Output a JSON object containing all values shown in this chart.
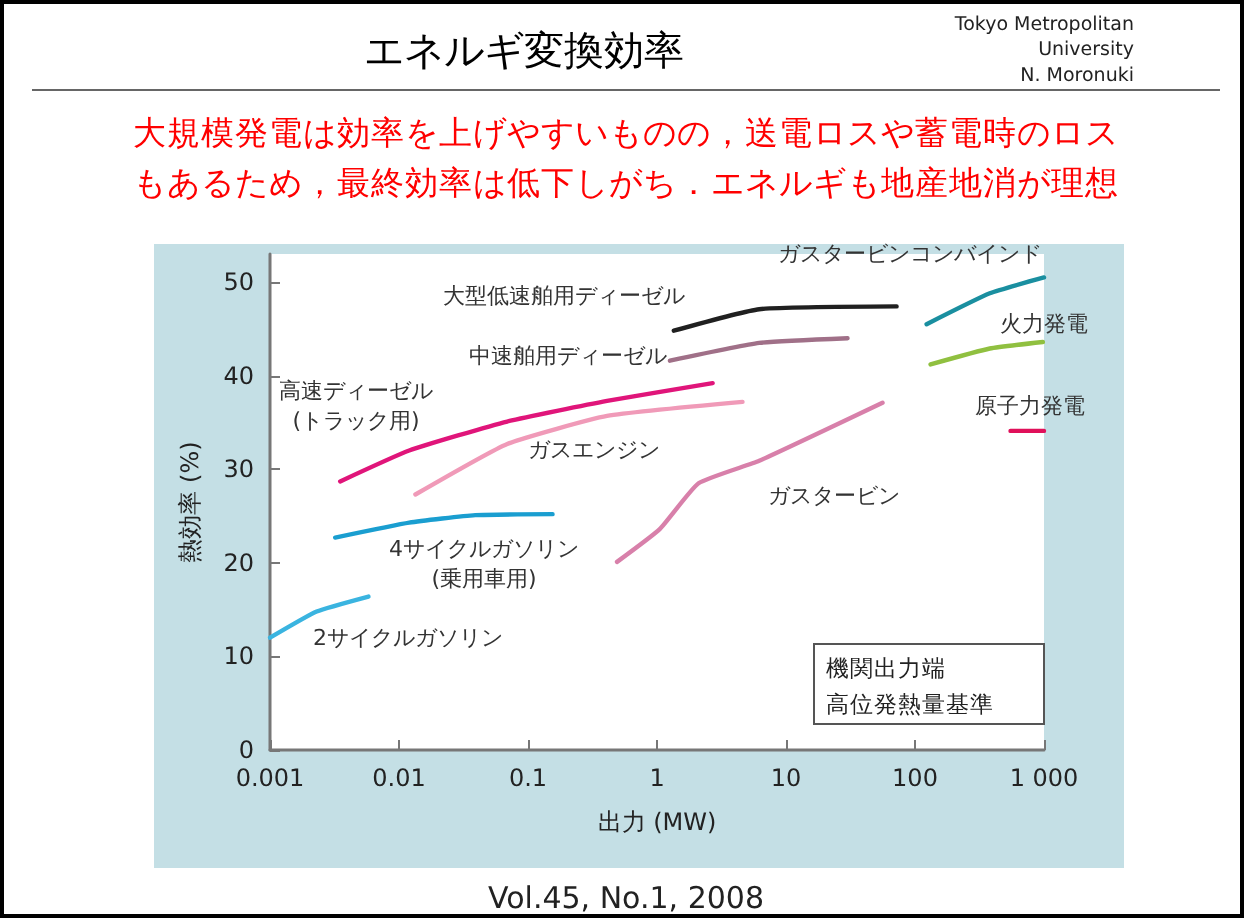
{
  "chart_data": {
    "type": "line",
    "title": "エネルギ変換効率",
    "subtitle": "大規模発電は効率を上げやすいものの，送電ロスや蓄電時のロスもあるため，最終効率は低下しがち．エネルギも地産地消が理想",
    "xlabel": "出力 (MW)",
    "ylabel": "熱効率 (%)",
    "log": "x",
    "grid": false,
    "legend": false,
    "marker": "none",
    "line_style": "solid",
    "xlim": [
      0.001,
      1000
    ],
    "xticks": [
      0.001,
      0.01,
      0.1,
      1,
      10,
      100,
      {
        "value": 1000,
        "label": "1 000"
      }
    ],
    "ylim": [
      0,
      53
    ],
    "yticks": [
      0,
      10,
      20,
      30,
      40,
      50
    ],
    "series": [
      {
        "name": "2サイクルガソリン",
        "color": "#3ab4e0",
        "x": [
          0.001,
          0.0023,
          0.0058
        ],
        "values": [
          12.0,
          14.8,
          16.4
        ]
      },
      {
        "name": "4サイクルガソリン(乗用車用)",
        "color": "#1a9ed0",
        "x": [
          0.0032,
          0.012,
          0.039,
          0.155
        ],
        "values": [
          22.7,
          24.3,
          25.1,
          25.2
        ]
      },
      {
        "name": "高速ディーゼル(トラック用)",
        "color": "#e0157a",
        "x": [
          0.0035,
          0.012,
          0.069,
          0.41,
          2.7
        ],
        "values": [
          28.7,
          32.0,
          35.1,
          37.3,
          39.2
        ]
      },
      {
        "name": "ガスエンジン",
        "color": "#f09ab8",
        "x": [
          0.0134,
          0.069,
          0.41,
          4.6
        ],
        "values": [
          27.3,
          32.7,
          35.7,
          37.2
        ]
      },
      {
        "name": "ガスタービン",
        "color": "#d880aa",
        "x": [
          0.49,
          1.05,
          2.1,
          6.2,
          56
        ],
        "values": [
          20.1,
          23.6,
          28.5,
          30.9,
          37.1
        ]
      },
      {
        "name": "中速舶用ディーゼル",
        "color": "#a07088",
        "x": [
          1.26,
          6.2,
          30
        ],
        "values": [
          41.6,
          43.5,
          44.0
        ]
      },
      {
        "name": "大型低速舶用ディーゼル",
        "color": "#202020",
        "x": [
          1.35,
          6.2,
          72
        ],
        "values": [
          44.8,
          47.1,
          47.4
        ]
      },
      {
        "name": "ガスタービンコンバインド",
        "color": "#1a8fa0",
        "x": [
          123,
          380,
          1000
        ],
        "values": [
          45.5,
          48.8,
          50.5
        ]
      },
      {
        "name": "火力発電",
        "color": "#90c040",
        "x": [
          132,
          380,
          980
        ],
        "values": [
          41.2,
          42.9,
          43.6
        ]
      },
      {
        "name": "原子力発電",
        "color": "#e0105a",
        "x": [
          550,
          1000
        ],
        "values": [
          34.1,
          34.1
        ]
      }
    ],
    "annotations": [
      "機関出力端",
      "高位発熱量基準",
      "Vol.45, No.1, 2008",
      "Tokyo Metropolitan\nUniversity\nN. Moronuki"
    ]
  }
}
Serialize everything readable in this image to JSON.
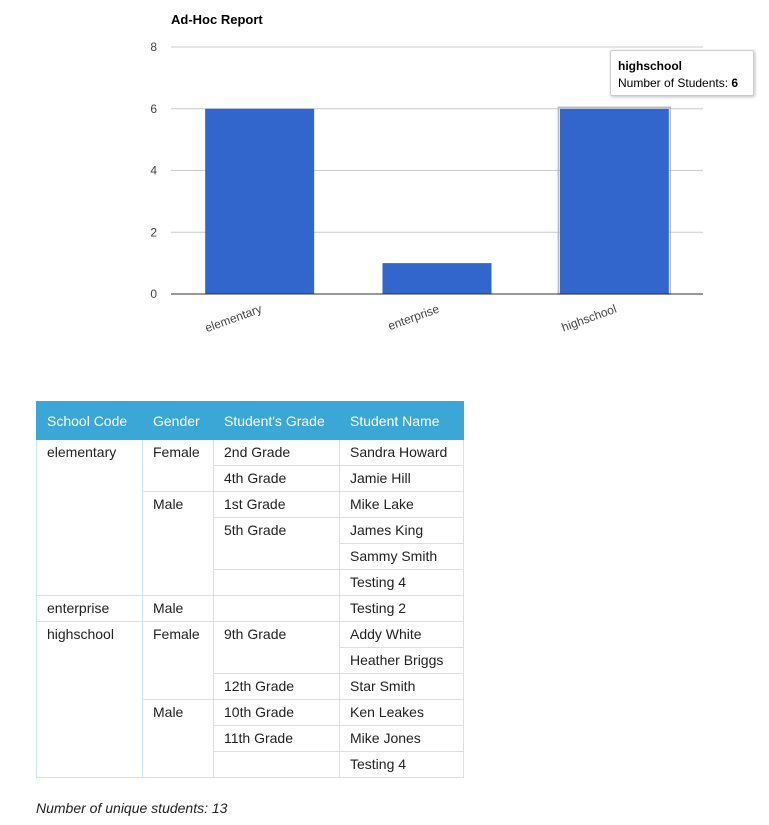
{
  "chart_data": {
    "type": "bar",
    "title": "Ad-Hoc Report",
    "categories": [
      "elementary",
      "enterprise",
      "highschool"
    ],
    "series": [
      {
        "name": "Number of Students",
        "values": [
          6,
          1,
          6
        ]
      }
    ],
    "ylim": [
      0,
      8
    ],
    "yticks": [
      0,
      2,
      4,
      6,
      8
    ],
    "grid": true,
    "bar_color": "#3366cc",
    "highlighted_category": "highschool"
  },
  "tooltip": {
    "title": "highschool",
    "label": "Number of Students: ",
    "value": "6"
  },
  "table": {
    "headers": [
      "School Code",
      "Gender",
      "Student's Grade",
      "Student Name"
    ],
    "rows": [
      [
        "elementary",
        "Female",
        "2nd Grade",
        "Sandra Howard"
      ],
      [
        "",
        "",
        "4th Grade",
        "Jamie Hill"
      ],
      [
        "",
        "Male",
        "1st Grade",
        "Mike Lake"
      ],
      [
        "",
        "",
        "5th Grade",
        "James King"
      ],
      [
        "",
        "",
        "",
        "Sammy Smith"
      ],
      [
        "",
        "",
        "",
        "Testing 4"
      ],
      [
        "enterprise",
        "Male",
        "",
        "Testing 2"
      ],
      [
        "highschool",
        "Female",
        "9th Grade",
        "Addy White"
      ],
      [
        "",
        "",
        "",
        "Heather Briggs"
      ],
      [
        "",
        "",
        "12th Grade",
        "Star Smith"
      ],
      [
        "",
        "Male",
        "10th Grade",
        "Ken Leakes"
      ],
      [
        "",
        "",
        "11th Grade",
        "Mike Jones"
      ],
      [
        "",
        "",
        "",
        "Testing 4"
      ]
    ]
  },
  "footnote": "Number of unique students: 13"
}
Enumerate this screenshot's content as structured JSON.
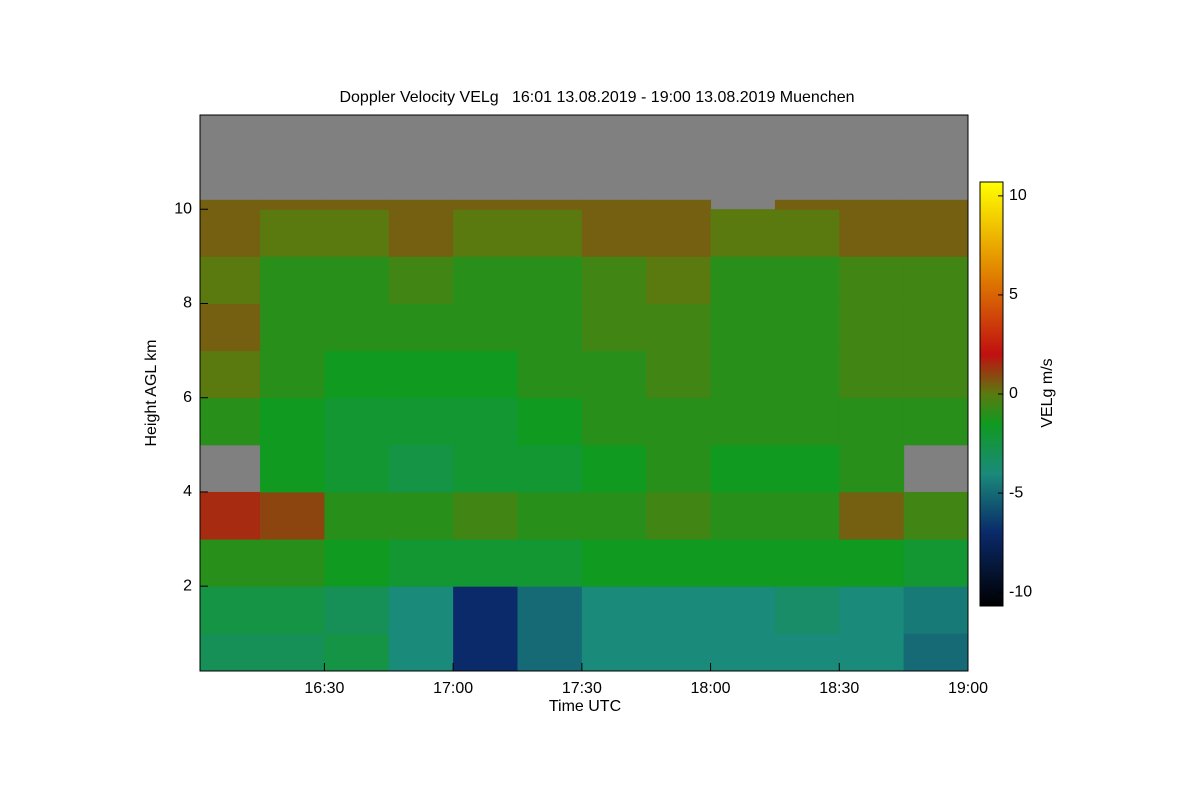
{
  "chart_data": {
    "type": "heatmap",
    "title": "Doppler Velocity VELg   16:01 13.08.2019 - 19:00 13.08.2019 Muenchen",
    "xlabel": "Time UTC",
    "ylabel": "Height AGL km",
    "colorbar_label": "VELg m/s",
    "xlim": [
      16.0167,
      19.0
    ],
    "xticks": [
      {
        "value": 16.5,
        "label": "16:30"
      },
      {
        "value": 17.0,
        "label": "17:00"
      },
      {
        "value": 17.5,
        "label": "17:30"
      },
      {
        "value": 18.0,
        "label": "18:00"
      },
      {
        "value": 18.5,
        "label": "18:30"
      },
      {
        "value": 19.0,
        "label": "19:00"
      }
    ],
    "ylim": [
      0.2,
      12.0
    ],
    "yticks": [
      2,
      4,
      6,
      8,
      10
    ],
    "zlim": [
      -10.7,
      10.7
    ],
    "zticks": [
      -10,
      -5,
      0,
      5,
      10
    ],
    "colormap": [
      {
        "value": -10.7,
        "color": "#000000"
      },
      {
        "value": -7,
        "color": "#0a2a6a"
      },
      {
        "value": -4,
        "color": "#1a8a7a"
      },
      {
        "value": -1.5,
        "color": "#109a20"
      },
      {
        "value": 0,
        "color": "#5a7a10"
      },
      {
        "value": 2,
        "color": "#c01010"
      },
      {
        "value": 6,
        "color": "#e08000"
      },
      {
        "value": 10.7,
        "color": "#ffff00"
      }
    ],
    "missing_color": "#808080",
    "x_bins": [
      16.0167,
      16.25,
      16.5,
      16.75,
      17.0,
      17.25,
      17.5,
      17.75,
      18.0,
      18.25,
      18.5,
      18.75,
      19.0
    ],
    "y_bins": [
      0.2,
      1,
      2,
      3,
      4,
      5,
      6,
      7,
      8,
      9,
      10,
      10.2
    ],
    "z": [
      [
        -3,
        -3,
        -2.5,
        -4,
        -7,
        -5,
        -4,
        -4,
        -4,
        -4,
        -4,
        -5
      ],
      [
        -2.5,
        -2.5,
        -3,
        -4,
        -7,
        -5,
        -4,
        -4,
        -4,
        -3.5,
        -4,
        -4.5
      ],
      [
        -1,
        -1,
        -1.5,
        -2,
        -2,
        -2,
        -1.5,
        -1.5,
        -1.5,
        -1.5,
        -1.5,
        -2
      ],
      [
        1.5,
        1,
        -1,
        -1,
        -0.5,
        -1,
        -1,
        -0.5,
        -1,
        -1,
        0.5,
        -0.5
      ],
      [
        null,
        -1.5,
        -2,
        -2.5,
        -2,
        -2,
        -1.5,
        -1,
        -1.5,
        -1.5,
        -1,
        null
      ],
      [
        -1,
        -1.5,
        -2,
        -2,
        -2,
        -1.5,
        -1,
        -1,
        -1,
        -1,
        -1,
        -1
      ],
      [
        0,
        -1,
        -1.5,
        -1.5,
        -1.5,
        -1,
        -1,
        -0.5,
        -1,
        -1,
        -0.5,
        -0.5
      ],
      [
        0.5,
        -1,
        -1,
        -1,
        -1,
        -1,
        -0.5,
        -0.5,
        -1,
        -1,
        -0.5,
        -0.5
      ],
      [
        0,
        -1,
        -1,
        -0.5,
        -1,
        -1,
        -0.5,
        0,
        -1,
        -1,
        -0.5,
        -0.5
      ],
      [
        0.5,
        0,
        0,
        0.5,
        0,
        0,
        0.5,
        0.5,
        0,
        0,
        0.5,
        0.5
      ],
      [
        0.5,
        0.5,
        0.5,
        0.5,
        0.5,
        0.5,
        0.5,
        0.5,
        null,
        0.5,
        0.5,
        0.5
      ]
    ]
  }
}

---+---

TASK DETAILS:
Tell how many lines of the records above hold the string "this". Give no other text.

SOLUTION TO THE EXERCISE:
3